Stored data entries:
-*-*-
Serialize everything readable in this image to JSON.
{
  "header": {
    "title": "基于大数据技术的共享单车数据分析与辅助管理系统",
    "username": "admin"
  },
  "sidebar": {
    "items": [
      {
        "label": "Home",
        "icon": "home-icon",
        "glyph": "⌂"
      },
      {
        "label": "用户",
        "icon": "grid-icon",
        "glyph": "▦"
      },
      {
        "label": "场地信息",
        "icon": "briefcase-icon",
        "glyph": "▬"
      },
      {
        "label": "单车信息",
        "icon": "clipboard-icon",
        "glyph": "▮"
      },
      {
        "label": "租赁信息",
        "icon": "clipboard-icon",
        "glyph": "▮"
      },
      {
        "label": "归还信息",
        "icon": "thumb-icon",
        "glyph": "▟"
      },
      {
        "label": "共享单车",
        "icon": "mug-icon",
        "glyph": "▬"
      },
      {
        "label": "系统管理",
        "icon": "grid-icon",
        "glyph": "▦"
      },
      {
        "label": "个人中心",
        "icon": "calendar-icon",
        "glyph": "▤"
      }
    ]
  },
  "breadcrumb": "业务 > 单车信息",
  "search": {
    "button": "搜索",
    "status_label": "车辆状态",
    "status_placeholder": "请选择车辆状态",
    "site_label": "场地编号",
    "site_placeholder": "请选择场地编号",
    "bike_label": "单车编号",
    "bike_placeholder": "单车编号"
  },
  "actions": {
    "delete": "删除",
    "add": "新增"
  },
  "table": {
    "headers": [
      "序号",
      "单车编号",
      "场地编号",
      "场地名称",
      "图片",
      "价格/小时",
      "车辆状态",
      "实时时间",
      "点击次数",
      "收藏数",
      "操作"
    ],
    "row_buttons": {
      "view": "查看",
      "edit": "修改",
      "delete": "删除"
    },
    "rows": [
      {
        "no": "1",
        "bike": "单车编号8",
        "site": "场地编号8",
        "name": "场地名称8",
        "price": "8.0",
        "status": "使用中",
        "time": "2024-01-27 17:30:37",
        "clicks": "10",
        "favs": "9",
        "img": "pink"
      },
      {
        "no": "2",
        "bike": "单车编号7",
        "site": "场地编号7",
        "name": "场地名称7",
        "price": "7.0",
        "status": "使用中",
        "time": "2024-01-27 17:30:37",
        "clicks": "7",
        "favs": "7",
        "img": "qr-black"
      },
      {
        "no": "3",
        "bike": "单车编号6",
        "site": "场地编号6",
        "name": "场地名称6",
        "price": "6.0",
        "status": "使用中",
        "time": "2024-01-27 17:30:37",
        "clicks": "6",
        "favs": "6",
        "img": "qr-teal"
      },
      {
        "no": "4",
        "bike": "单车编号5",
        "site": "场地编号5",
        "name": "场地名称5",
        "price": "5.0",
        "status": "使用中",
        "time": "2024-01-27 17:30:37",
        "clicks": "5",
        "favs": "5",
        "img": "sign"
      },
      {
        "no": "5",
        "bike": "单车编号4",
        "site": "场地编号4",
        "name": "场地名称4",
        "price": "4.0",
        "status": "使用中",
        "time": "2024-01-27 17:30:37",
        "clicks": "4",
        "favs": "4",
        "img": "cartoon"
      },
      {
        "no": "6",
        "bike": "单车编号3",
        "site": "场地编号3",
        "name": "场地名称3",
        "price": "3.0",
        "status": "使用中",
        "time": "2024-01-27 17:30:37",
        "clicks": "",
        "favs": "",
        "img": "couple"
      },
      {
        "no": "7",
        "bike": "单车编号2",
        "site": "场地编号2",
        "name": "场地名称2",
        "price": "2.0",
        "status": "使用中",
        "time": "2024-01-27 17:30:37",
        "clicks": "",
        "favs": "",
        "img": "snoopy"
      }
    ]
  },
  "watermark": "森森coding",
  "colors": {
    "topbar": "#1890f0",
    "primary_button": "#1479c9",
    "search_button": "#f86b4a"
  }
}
-*-*-
*JOB*. Please repeat the listing exactly, with nothing left out.

*SOLUTION TO THIS TASK*.
Serialize everything readable in this image to JSON.
{
  "header": {
    "title": "基于大数据技术的共享单车数据分析与辅助管理系统",
    "username": "admin"
  },
  "sidebar": {
    "items": [
      {
        "label": "Home",
        "icon": "home-icon",
        "glyph": "⌂"
      },
      {
        "label": "用户",
        "icon": "grid-icon",
        "glyph": "▦"
      },
      {
        "label": "场地信息",
        "icon": "briefcase-icon",
        "glyph": "▬"
      },
      {
        "label": "单车信息",
        "icon": "clipboard-icon",
        "glyph": "▮"
      },
      {
        "label": "租赁信息",
        "icon": "clipboard-icon",
        "glyph": "▮"
      },
      {
        "label": "归还信息",
        "icon": "thumb-icon",
        "glyph": "▟"
      },
      {
        "label": "共享单车",
        "icon": "mug-icon",
        "glyph": "▬"
      },
      {
        "label": "系统管理",
        "icon": "grid-icon",
        "glyph": "▦"
      },
      {
        "label": "个人中心",
        "icon": "calendar-icon",
        "glyph": "▤"
      }
    ]
  },
  "breadcrumb": "业务 > 单车信息",
  "search": {
    "button": "搜索",
    "status_label": "车辆状态",
    "status_placeholder": "请选择车辆状态",
    "site_label": "场地编号",
    "site_placeholder": "请选择场地编号",
    "bike_label": "单车编号",
    "bike_placeholder": "单车编号"
  },
  "actions": {
    "delete": "删除",
    "add": "新增"
  },
  "table": {
    "headers": [
      "序号",
      "单车编号",
      "场地编号",
      "场地名称",
      "图片",
      "价格/小时",
      "车辆状态",
      "实时时间",
      "点击次数",
      "收藏数",
      "操作"
    ],
    "row_buttons": {
      "view": "查看",
      "edit": "修改",
      "delete": "删除"
    },
    "rows": [
      {
        "no": "1",
        "bike": "单车编号8",
        "site": "场地编号8",
        "name": "场地名称8",
        "price": "8.0",
        "status": "使用中",
        "time": "2024-01-27 17:30:37",
        "clicks": "10",
        "favs": "9",
        "img": "pink"
      },
      {
        "no": "2",
        "bike": "单车编号7",
        "site": "场地编号7",
        "name": "场地名称7",
        "price": "7.0",
        "status": "使用中",
        "time": "2024-01-27 17:30:37",
        "clicks": "7",
        "favs": "7",
        "img": "qr-black"
      },
      {
        "no": "3",
        "bike": "单车编号6",
        "site": "场地编号6",
        "name": "场地名称6",
        "price": "6.0",
        "status": "使用中",
        "time": "2024-01-27 17:30:37",
        "clicks": "6",
        "favs": "6",
        "img": "qr-teal"
      },
      {
        "no": "4",
        "bike": "单车编号5",
        "site": "场地编号5",
        "name": "场地名称5",
        "price": "5.0",
        "status": "使用中",
        "time": "2024-01-27 17:30:37",
        "clicks": "5",
        "favs": "5",
        "img": "sign"
      },
      {
        "no": "5",
        "bike": "单车编号4",
        "site": "场地编号4",
        "name": "场地名称4",
        "price": "4.0",
        "status": "使用中",
        "time": "2024-01-27 17:30:37",
        "clicks": "4",
        "favs": "4",
        "img": "cartoon"
      },
      {
        "no": "6",
        "bike": "单车编号3",
        "site": "场地编号3",
        "name": "场地名称3",
        "price": "3.0",
        "status": "使用中",
        "time": "2024-01-27 17:30:37",
        "clicks": "",
        "favs": "",
        "img": "couple"
      },
      {
        "no": "7",
        "bike": "单车编号2",
        "site": "场地编号2",
        "name": "场地名称2",
        "price": "2.0",
        "status": "使用中",
        "time": "2024-01-27 17:30:37",
        "clicks": "",
        "favs": "",
        "img": "snoopy"
      }
    ]
  },
  "watermark": "森森coding",
  "colors": {
    "topbar": "#1890f0",
    "primary_button": "#1479c9",
    "search_button": "#f86b4a"
  }
}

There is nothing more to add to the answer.